▶ RECORDS SHOWN

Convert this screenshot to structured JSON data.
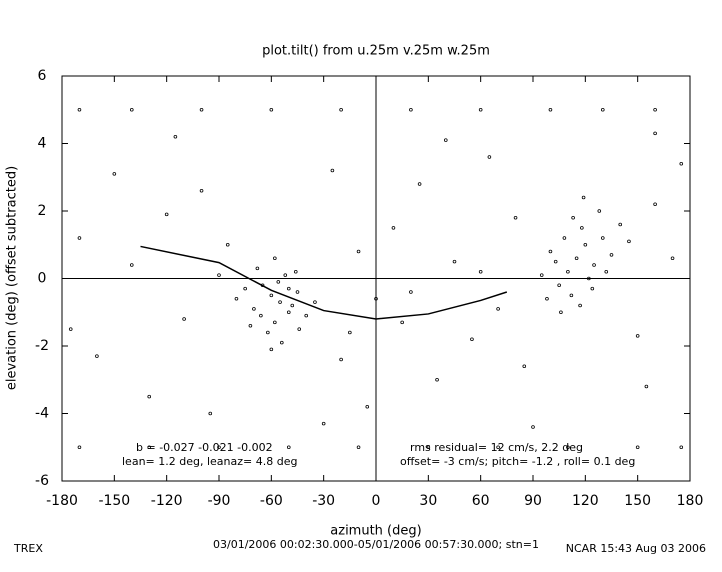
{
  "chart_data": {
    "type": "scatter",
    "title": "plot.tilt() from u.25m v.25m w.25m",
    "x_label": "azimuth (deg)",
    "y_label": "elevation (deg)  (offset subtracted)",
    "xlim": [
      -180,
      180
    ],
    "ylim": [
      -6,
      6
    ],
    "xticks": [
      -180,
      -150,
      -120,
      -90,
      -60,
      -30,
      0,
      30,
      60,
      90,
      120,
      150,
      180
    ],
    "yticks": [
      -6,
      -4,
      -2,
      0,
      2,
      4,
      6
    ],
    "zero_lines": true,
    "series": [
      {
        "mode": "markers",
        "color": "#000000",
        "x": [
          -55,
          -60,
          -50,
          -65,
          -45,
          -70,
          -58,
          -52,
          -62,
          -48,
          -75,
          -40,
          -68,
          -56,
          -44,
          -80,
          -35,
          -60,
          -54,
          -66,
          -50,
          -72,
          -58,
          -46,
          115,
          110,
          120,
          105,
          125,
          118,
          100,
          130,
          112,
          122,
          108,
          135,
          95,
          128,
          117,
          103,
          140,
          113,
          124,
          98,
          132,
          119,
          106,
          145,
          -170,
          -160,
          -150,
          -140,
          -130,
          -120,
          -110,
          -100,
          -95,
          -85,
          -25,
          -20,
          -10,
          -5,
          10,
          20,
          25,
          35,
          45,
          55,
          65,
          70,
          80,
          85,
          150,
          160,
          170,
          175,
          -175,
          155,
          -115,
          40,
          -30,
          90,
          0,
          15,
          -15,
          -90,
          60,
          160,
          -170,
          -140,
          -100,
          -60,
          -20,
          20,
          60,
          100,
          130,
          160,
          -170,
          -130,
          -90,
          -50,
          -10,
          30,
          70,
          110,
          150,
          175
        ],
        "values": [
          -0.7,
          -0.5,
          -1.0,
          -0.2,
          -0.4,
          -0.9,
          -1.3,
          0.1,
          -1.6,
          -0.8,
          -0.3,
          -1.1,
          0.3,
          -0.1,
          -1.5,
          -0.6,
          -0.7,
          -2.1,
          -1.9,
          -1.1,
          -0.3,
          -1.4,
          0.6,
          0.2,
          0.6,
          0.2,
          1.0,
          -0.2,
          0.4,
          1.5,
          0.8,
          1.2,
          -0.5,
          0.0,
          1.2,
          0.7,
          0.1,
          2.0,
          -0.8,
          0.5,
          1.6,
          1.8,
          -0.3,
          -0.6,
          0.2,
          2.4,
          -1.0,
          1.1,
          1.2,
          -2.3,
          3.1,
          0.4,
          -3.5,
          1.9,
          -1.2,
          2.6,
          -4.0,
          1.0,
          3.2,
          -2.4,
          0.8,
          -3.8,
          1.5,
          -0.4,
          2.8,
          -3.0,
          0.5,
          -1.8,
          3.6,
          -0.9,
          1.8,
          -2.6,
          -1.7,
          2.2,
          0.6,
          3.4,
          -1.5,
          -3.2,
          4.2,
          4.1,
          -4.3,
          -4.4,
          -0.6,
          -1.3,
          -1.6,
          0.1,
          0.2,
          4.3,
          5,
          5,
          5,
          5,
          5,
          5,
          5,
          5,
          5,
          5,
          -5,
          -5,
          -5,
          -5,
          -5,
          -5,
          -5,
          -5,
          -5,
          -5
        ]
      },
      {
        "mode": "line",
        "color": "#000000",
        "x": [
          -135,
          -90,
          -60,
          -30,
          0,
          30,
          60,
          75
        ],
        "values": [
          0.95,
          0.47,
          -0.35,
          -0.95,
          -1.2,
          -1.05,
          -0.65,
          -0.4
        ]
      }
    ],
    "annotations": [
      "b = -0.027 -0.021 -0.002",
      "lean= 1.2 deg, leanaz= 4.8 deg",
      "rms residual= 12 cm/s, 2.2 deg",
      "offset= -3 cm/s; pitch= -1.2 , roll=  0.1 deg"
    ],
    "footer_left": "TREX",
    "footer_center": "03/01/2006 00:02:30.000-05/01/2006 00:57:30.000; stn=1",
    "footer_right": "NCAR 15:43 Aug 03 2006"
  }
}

* * *

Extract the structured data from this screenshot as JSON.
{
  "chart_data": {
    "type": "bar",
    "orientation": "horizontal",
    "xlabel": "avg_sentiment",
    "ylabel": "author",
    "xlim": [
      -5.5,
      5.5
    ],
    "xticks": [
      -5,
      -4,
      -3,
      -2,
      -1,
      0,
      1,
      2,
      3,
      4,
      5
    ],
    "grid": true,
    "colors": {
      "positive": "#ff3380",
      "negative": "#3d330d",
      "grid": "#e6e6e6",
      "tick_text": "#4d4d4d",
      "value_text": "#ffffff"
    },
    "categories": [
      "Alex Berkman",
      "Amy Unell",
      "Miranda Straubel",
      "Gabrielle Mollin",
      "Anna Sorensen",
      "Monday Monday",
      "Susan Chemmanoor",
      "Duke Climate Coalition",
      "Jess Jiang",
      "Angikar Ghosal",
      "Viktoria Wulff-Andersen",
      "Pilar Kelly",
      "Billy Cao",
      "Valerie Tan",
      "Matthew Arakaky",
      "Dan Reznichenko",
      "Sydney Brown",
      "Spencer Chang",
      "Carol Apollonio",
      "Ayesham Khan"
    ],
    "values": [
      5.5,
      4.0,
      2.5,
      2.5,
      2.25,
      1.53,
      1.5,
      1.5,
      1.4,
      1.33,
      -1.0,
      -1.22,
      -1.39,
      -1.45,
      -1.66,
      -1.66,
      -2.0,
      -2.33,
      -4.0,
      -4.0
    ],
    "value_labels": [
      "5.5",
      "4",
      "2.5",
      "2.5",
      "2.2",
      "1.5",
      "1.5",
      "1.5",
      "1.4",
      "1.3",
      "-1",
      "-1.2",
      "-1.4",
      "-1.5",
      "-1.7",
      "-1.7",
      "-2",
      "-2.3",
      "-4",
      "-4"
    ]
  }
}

▶ INSTRUCTIONS FOR THE TASK
Make a list of all lines in the data that contain "screenshot".

▶ PROBLEM SOLUTION
Convert this screenshot to structured JSON data.
Extract the structured data from this screenshot as JSON.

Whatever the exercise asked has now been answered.